## Exercise aim
Every line that holds "低吟唱法" should be shown.

## Task inputs
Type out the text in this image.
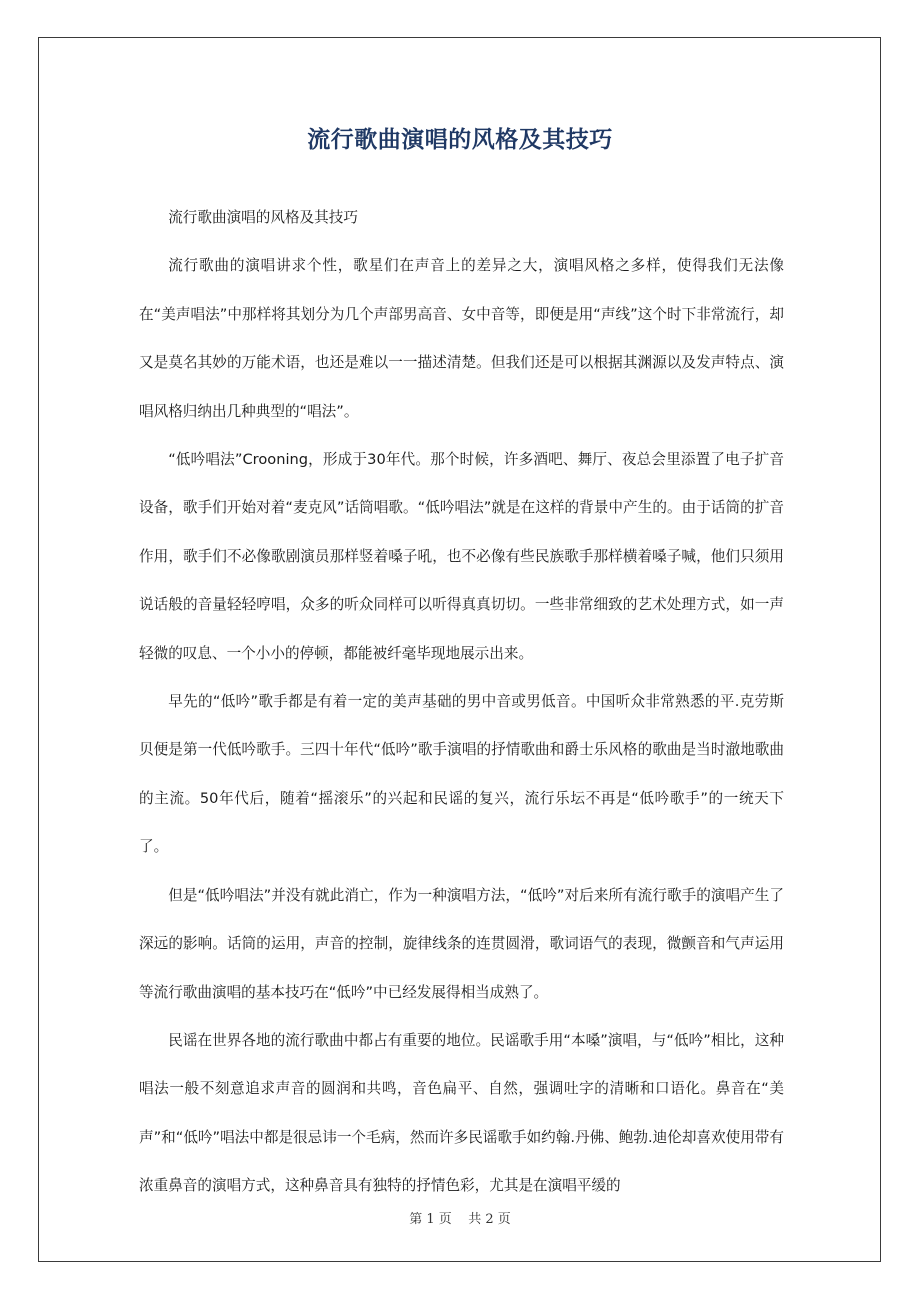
流行歌曲演唱的风格及其技巧

流行歌曲演唱的风格及其技巧

流行歌曲的演唱讲求个性，歌星们在声音上的差异之大，演唱风格之多样，使得我们无法像在“美声唱法”中那样将其划分为几个声部男高音、女中音等，即便是用“声线”这个时下非常流行，却又是莫名其妙的万能术语，也还是难以一一描述清楚。但我们还是可以根据其渊源以及发声特点、演唱风格归纳出几种典型的“唱法”。

“低吟唱法”Crooning，形成于30年代。那个时候，许多酒吧、舞厅、夜总会里添置了电子扩音设备，歌手们开始对着“麦克风”话筒唱歌。“低吟唱法”就是在这样的背景中产生的。由于话筒的扩音作用，歌手们不必像歌剧演员那样竖着嗓子吼，也不必像有些民族歌手那样横着嗓子喊，他们只须用说话般的音量轻轻哼唱，众多的听众同样可以听得真真切切。一些非常细致的艺术处理方式，如一声轻微的叹息、一个小小的停顿，都能被纤毫毕现地展示出来。

早先的“低吟”歌手都是有着一定的美声基础的男中音或男低音。中国听众非常熟悉的平.克劳斯贝便是第一代低吟歌手。三四十年代“低吟”歌手演唱的抒情歌曲和爵士乐风格的歌曲是当时澈地歌曲的主流。50年代后，随着“摇滚乐”的兴起和民谣的复兴，流行乐坛不再是“低吟歌手”的一统天下了。

但是“低吟唱法”并没有就此消亡，作为一种演唱方法，“低吟”对后来所有流行歌手的演唱产生了深远的影响。话筒的运用，声音的控制，旋律线条的连贯圆滑，歌词语气的表现，微颤音和气声运用等流行歌曲演唱的基本技巧在“低吟”中已经发展得相当成熟了。

民谣在世界各地的流行歌曲中都占有重要的地位。民谣歌手用“本嗓”演唱，与“低吟”相比，这种唱法一般不刻意追求声音的圆润和共鸣，音色扁平、自然，强调吐字的清晰和口语化。鼻音在“美声”和“低吟”唱法中都是很忌讳一个毛病，然而许多民谣歌手如约翰.丹佛、鲍勃.迪伦却喜欢使用带有浓重鼻音的演唱方式，这种鼻音具有独特的抒情色彩，尤其是在演唱平缓的

第 1 页 共 2 页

## Answer
“低吟唱法”Crooning，形成于30年代。那个时候，许多酒吧、舞厅、夜总会里添置了电子扩音设备，歌手们开始对着“麦克风”话筒唱歌。“低吟唱法”就是在这样的背景中产生的。由于话筒的扩音作用，歌手们不必像歌剧演员那样竖着嗓子吼，也不必像有些民族歌手那样横着嗓子喊，他们只须用说话般的音量轻轻哼唱，众多的听众同样可以听得真真切切。一些非常细致的艺术处理方式，如一声轻微的叹息、一个小小的停顿，都能被纤毫毕现地展示出来。
但是“低吟唱法”并没有就此消亡，作为一种演唱方法，“低吟”对后来所有流行歌手的演唱产生了深远的影响。话筒的运用，声音的控制，旋律线条的连贯圆滑，歌词语气的表现，微颤音和气声运用等流行歌曲演唱的基本技巧在“低吟”中已经发展得相当成熟了。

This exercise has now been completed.